Brief A: List every case the appellate decision excerpt cites, by case name only.
Brief B: Pick up the appellate decision excerpt on the mortgage dispute after its final sentence and extend it.

──────── Source excerpt ────────

We also agree with the Supreme Court's determination to grant that branch of the plaintiff's motion which was to strike the defendant's affirmative defenses and counterclaims. Although the defendant's second counterclaim, alleging fraud, survived the express waiver in the mortgage of the right to claim any offset and to assert a counterclaim (see Mishal v Fiduciary Holdings, LLC, 109 AD3d at 885-886; European Am. Bank v Mr. Wemmick, Ltd., 160 AD2d 905; Fleet Bank v Petri Mech. Co., 244 AD2d 523), the defendant neither alleged nor provided evidence of any specific misrepresentations by the plaintiff on which it reasonably relied (see CPLR 3016[b]; Archer Capital Fund, L.P. v GEL, LLC, 95 AD3d 800; Daly v Kochanowicz, 67 AD3d 78), and the plaintiff credited the defendant's escrow account for the amount of the duplicate tax lien payment.
There was insufficient evidence to support the Supreme Court's finding that the defendant had been properly notified of the hearing before the referee or given the opportunity to participate in the same either in person or through submissions. The evidence did not show that the plaintiff's counsel served the plaintiff's proposed calculations upon the defendant, as instructed by the referee, so that the defendant did not have the opportunity to serve objections. The letter accompanying the plaintiff's proposed referee's oath and report of amount due made no reference of any date by which objections would be due or indicated that the submission of such papers would be in lieu of a hearing. Consequently, the record does not establish that the defendant waived its right to a hearing before the referee (see CPLR 4313; Aurora Loan Servs., LLC v Taylor, 114 AD3d 627, 629, affd 25 NY3d 355; 243 W. 98th Condominium v Shapiro, 12 AD3d 591, 592).

──────── Supplied material ────────

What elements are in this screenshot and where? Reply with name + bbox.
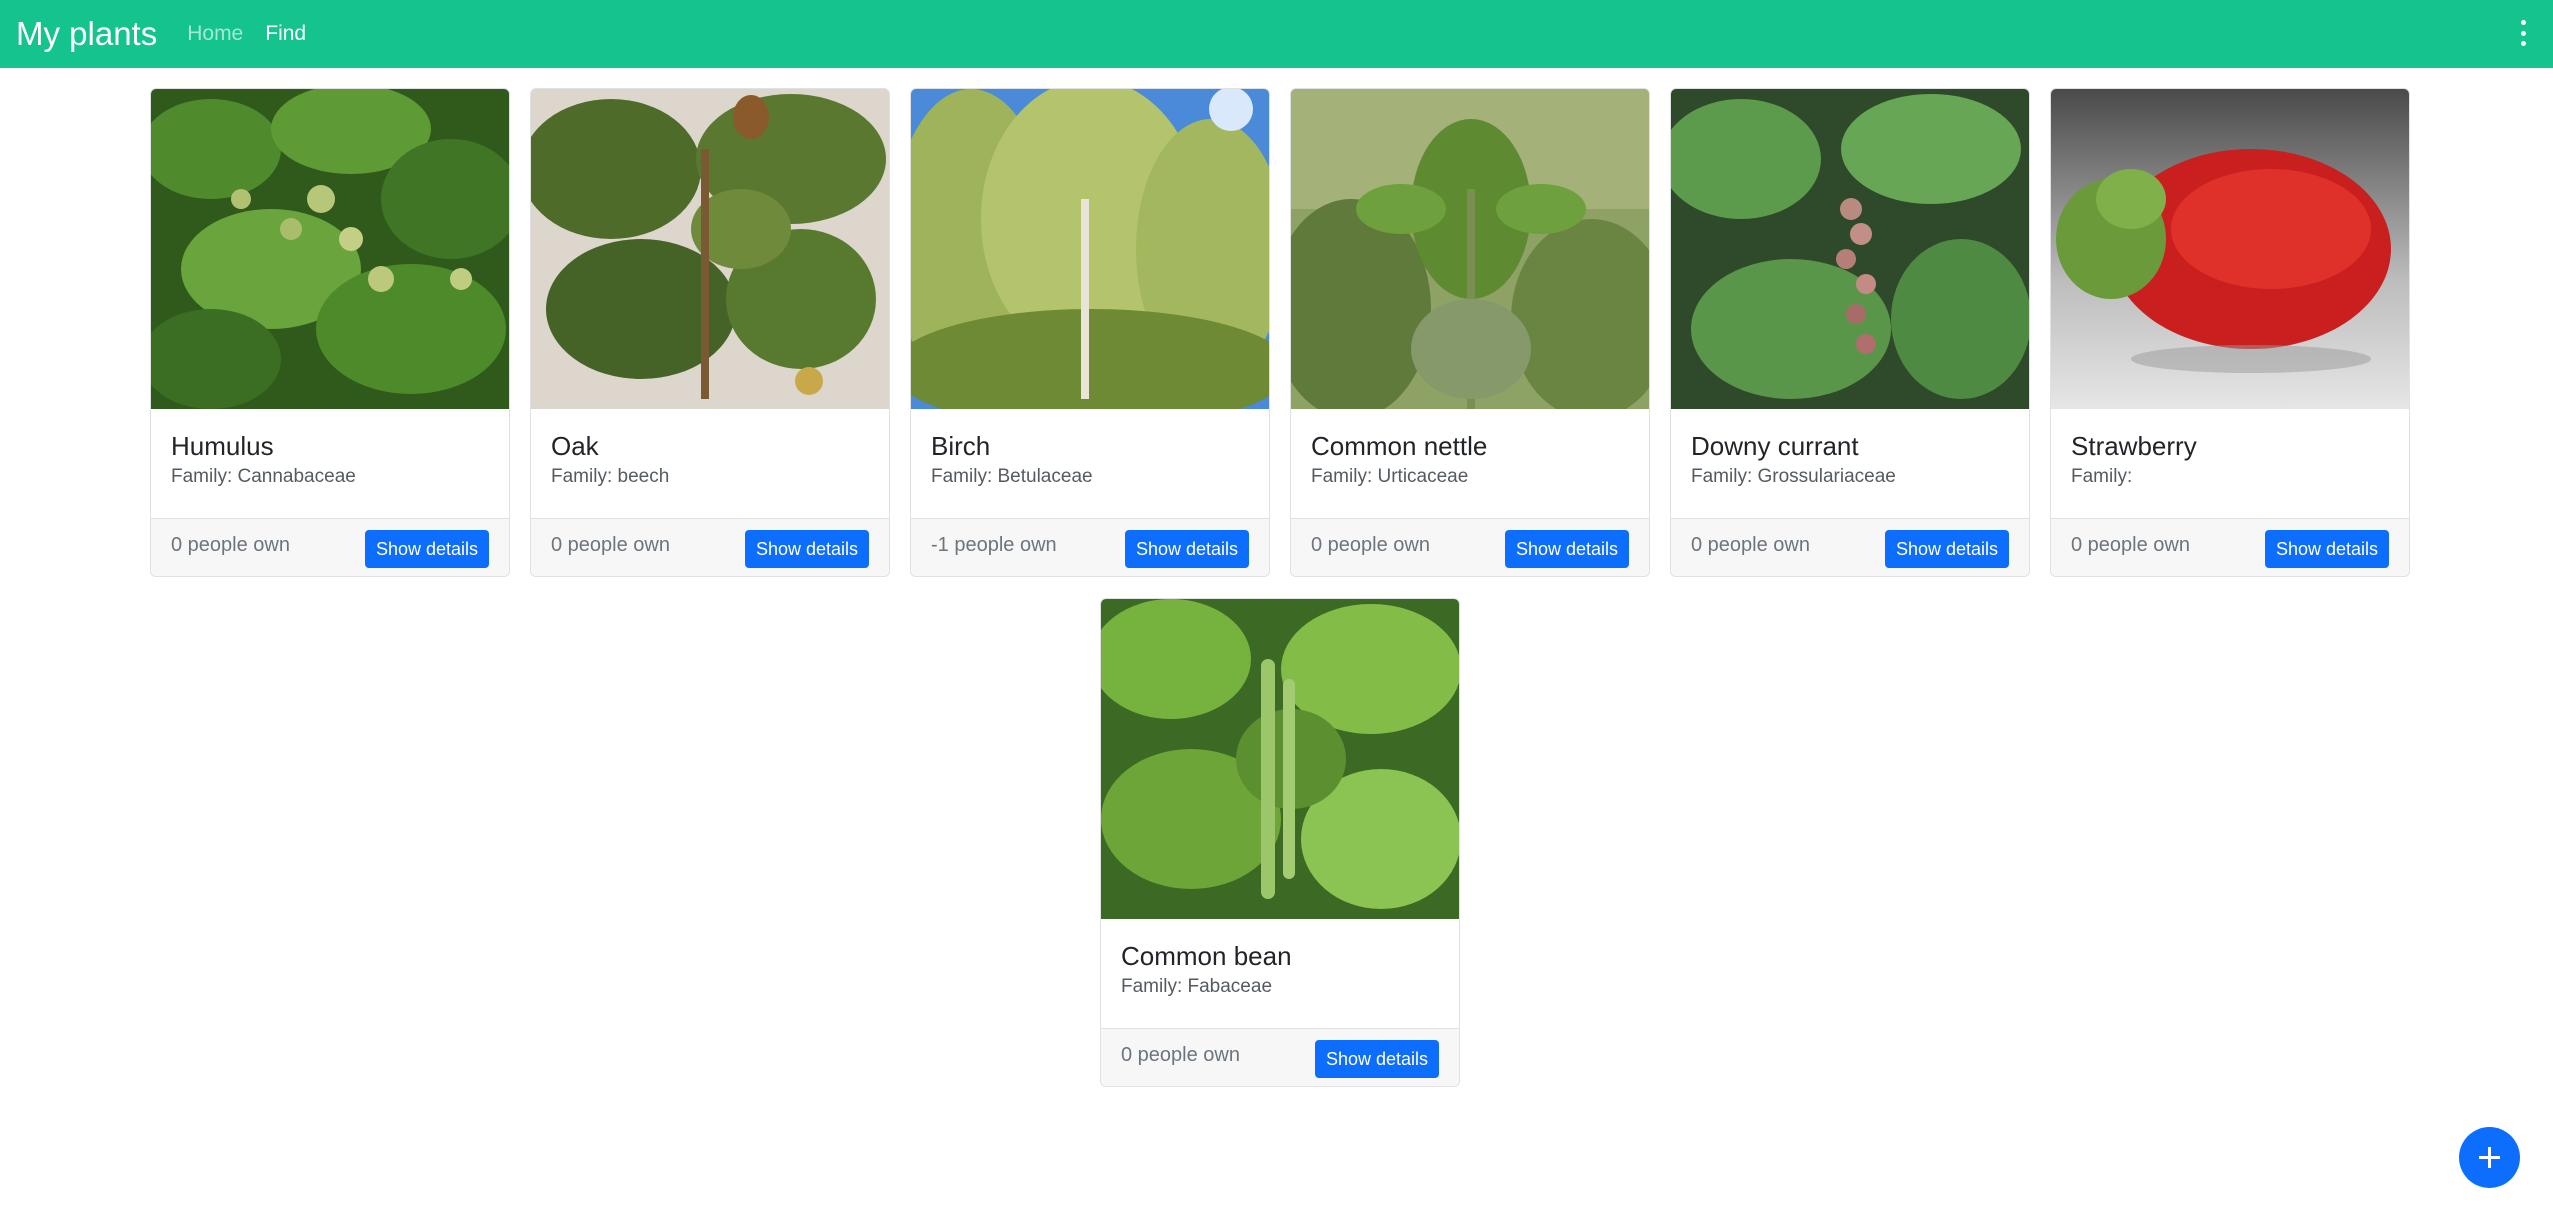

────────

Right answer A:
Mishal v Fiduciary Holdings, LLC
European Am. Bank v Mr. Wemmick, Ltd.
Fleet Bank v Petri Mech. Co.
Archer Capital Fund, L.P. v GEL, LLC
Daly v Kochanowicz
Aurora Loan Servs., LLC v Taylor
243 W. 98th Condominium v Shapiro

Right answer B:
However, the defendant is not entitled to a new determination on the issue of the principal sum due on the mortgage. The defendant was not prejudiced by its inability to submit evidence directly to the referee since it submitted evidence to support its contention that default interest was due beginning in 2013, not in 2009, when it opposed the plaintiff's motion, inter alia, to confirm the referee's report and cross-moved to vacate the referee's report. The Supreme Court, as the ultimate arbiter of the dispute with the power to reject the referee's report and make new findings (see CPLR 4403), considered the defendant's evidence and correctly concluded that the defendant's contention was without merit (see Deutsche Bank Natl. Trust Co. v Zlotoff, 77 AD3d 702; Adelman v Fremd, 234 AD2d 488; Stein v American Mtge. Banking, 216 AD2d 458; Shultis v Woodstock Land Dev. Assoc., 195 AD2d 677; cf. Aurora Loan Servs., LLC v Taylor, 114 AD3d at 629-630; Sears v First Pioneer Farm Credit, ACA, 46 AD3d 1282). Accordingly, we agree with the court's determination to grant the plaintiff's motion to confirm the referee's report and for a judgment of foreclosure and sale, and to deny the defendant's cross motion to vacate the referee's report.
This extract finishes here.